⟨
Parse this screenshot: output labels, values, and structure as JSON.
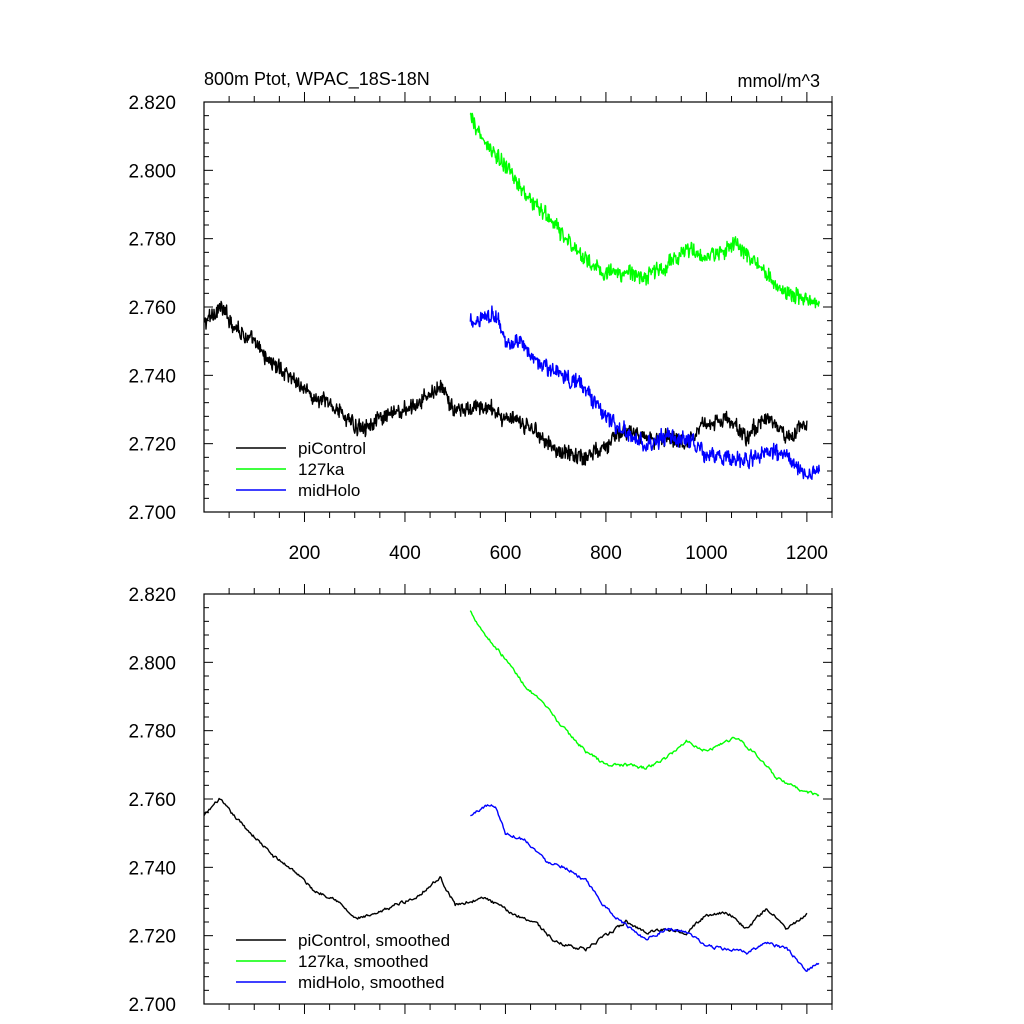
{
  "figure": {
    "title_left": "800m Ptot, WPAC_18S-18N",
    "title_right": "mmol/m^3"
  },
  "chart_data": [
    {
      "type": "line",
      "xlim": [
        0,
        1250
      ],
      "ylim": [
        2.7,
        2.82
      ],
      "yticks": [
        2.7,
        2.72,
        2.74,
        2.76,
        2.78,
        2.8,
        2.82
      ],
      "ytick_labels": [
        "2.700",
        "2.720",
        "2.740",
        "2.760",
        "2.780",
        "2.800",
        "2.820"
      ],
      "xticks": [
        200,
        400,
        600,
        800,
        1000,
        1200
      ],
      "xtick_labels": [
        "200",
        "400",
        "600",
        "800",
        "1000",
        "1200"
      ],
      "grid": false,
      "legend_position": "bottom-left",
      "noisy": true,
      "series": [
        {
          "name": "piControl",
          "color": "#000000",
          "x": [
            0,
            30,
            60,
            100,
            140,
            180,
            220,
            260,
            300,
            340,
            380,
            420,
            470,
            500,
            560,
            620,
            660,
            700,
            760,
            800,
            840,
            880,
            920,
            960,
            1000,
            1040,
            1080,
            1120,
            1160,
            1200
          ],
          "y": [
            2.755,
            2.76,
            2.755,
            2.749,
            2.743,
            2.739,
            2.733,
            2.731,
            2.725,
            2.726,
            2.729,
            2.731,
            2.737,
            2.729,
            2.731,
            2.726,
            2.724,
            2.718,
            2.716,
            2.72,
            2.724,
            2.721,
            2.722,
            2.721,
            2.726,
            2.727,
            2.722,
            2.728,
            2.722,
            2.726
          ]
        },
        {
          "name": "127ka",
          "color": "#00ff00",
          "x": [
            530,
            560,
            600,
            640,
            680,
            720,
            760,
            800,
            840,
            880,
            920,
            960,
            1000,
            1040,
            1060,
            1100,
            1140,
            1180,
            1225
          ],
          "y": [
            2.815,
            2.808,
            2.801,
            2.793,
            2.787,
            2.78,
            2.774,
            2.77,
            2.77,
            2.769,
            2.772,
            2.777,
            2.774,
            2.777,
            2.778,
            2.773,
            2.766,
            2.763,
            2.761
          ]
        },
        {
          "name": "midHolo",
          "color": "#0000ff",
          "x": [
            530,
            560,
            580,
            600,
            640,
            680,
            720,
            760,
            800,
            840,
            880,
            920,
            960,
            1000,
            1040,
            1080,
            1120,
            1160,
            1200,
            1225
          ],
          "y": [
            2.755,
            2.758,
            2.758,
            2.75,
            2.748,
            2.742,
            2.74,
            2.736,
            2.728,
            2.723,
            2.719,
            2.722,
            2.721,
            2.717,
            2.716,
            2.715,
            2.718,
            2.716,
            2.71,
            2.712
          ]
        }
      ]
    },
    {
      "type": "line",
      "xlim": [
        0,
        1250
      ],
      "ylim": [
        2.7,
        2.82
      ],
      "yticks": [
        2.7,
        2.72,
        2.74,
        2.76,
        2.78,
        2.8,
        2.82
      ],
      "ytick_labels": [
        "2.700",
        "2.720",
        "2.740",
        "2.760",
        "2.780",
        "2.800",
        "2.820"
      ],
      "xticks": [
        200,
        400,
        600,
        800,
        1000,
        1200
      ],
      "xtick_labels": [],
      "grid": false,
      "legend_position": "bottom-left",
      "noisy": false,
      "series": [
        {
          "name": "piControl, smoothed",
          "color": "#000000",
          "x": [
            0,
            30,
            60,
            100,
            140,
            180,
            220,
            260,
            300,
            340,
            380,
            420,
            470,
            500,
            560,
            620,
            660,
            700,
            760,
            800,
            840,
            880,
            920,
            960,
            1000,
            1040,
            1080,
            1120,
            1160,
            1200
          ],
          "y": [
            2.755,
            2.76,
            2.755,
            2.749,
            2.743,
            2.739,
            2.733,
            2.731,
            2.725,
            2.726,
            2.729,
            2.731,
            2.737,
            2.729,
            2.731,
            2.726,
            2.724,
            2.718,
            2.716,
            2.72,
            2.724,
            2.721,
            2.722,
            2.721,
            2.726,
            2.727,
            2.722,
            2.728,
            2.722,
            2.726
          ]
        },
        {
          "name": "127ka, smoothed",
          "color": "#00ff00",
          "x": [
            530,
            560,
            600,
            640,
            680,
            720,
            760,
            800,
            840,
            880,
            920,
            960,
            1000,
            1040,
            1060,
            1100,
            1140,
            1180,
            1225
          ],
          "y": [
            2.815,
            2.808,
            2.801,
            2.793,
            2.787,
            2.78,
            2.774,
            2.77,
            2.77,
            2.769,
            2.772,
            2.777,
            2.774,
            2.777,
            2.778,
            2.773,
            2.766,
            2.763,
            2.761
          ]
        },
        {
          "name": "midHolo, smoothed",
          "color": "#0000ff",
          "x": [
            530,
            560,
            580,
            600,
            640,
            680,
            720,
            760,
            800,
            840,
            880,
            920,
            960,
            1000,
            1040,
            1080,
            1120,
            1160,
            1200,
            1225
          ],
          "y": [
            2.755,
            2.758,
            2.758,
            2.75,
            2.748,
            2.742,
            2.74,
            2.736,
            2.728,
            2.723,
            2.719,
            2.722,
            2.721,
            2.717,
            2.716,
            2.715,
            2.718,
            2.716,
            2.71,
            2.712
          ]
        }
      ]
    }
  ]
}
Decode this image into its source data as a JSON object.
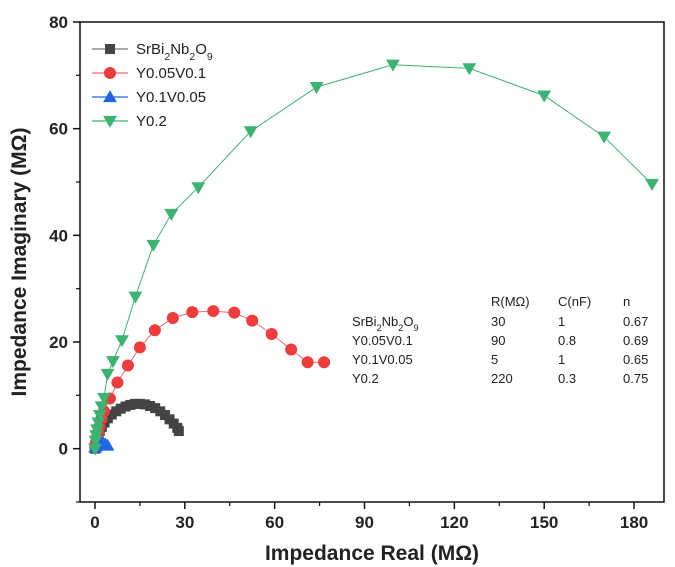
{
  "chart_data": {
    "type": "scatter",
    "title": "",
    "xlabel": "Impedance Real (MΩ)",
    "ylabel": "Impedance Imaginary (MΩ)",
    "xlim": [
      -5,
      190
    ],
    "ylim": [
      -10,
      80
    ],
    "xticks": [
      0,
      30,
      60,
      90,
      120,
      150,
      180
    ],
    "yticks": [
      0,
      20,
      40,
      60,
      80
    ],
    "grid": false,
    "legend_position": "top-left",
    "series": [
      {
        "name": "SrBi2Nb2O9",
        "name_parts": [
          [
            "SrBi",
            false
          ],
          [
            "2",
            true
          ],
          [
            "Nb",
            false
          ],
          [
            "2",
            true
          ],
          [
            "O",
            false
          ],
          [
            "9",
            true
          ]
        ],
        "marker": "square",
        "color": "#444444",
        "line_color": "#777777",
        "x": [
          0.0,
          0.2,
          0.4,
          0.7,
          1.1,
          1.6,
          2.3,
          3.2,
          4.3,
          5.6,
          7.1,
          8.6,
          10.2,
          11.8,
          13.4,
          15.0,
          16.7,
          18.4,
          20.1,
          21.8,
          23.4,
          24.9,
          26.3,
          27.5,
          28.0
        ],
        "y": [
          0.0,
          0.6,
          1.2,
          1.9,
          2.6,
          3.3,
          4.1,
          4.9,
          5.7,
          6.4,
          7.0,
          7.5,
          7.9,
          8.2,
          8.4,
          8.4,
          8.3,
          8.0,
          7.6,
          7.0,
          6.3,
          5.5,
          4.7,
          3.9,
          3.3
        ]
      },
      {
        "name": "Y0.05V0.1",
        "marker": "circle",
        "color": "#ee3b3b",
        "line_color": "#ee6a6a",
        "x": [
          0.1,
          0.3,
          0.6,
          1.0,
          1.5,
          2.2,
          3.0,
          5.0,
          7.5,
          11.0,
          15.0,
          20.0,
          26.0,
          32.5,
          39.5,
          46.5,
          52.5,
          59.0,
          65.5,
          71.0,
          76.5
        ],
        "y": [
          0.3,
          1.1,
          2.0,
          3.0,
          4.1,
          5.6,
          7.0,
          9.4,
          12.4,
          15.6,
          19.0,
          22.2,
          24.5,
          25.6,
          25.8,
          25.5,
          24.0,
          21.5,
          18.6,
          16.2,
          16.2
        ]
      },
      {
        "name": "Y0.1V0.05",
        "marker": "triangle-up",
        "color": "#1f66e5",
        "line_color": "#1f66e5",
        "x": [
          0.1,
          0.3,
          0.6,
          1.0,
          1.5,
          2.1,
          2.8,
          3.5,
          4.2
        ],
        "y": [
          0.2,
          0.5,
          0.8,
          1.0,
          1.1,
          1.1,
          1.0,
          0.8,
          0.6
        ]
      },
      {
        "name": "Y0.2",
        "marker": "triangle-down",
        "color": "#3cb371",
        "line_color": "#3cb371",
        "x": [
          0.0,
          0.2,
          0.4,
          0.7,
          1.1,
          1.6,
          2.2,
          3.0,
          4.2,
          6.0,
          9.0,
          13.5,
          19.5,
          25.5,
          34.5,
          52.0,
          74.0,
          99.5,
          125.0,
          150.0,
          170.0,
          186.0
        ],
        "y": [
          0.0,
          1.5,
          2.5,
          3.6,
          4.9,
          6.3,
          7.9,
          9.5,
          14.0,
          16.4,
          20.3,
          28.5,
          38.2,
          44.0,
          49.0,
          59.5,
          67.8,
          72.0,
          71.3,
          66.2,
          58.5,
          49.6
        ]
      }
    ],
    "table": {
      "headers": [
        "",
        "R(MΩ)",
        "C(nF)",
        "n"
      ],
      "rows": [
        {
          "label_parts": [
            [
              "SrBi",
              false
            ],
            [
              "2",
              true
            ],
            [
              "Nb",
              false
            ],
            [
              "2",
              true
            ],
            [
              "O",
              false
            ],
            [
              "9",
              true
            ]
          ],
          "label": "SrBi2Nb2O9",
          "R": "30",
          "C": "1",
          "n": "0.67"
        },
        {
          "label": "Y0.05V0.1",
          "R": "90",
          "C": "0.8",
          "n": "0.69"
        },
        {
          "label": "Y0.1V0.05",
          "R": "5",
          "C": "1",
          "n": "0.65"
        },
        {
          "label": "Y0.2",
          "R": "220",
          "C": "0.3",
          "n": "0.75"
        }
      ]
    }
  }
}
⟩
=== WORK TO COMPLETE ===
Your answer should be one number: the count of lines in the data above that include the word "triangle".

=== FINAL ANSWER ===
2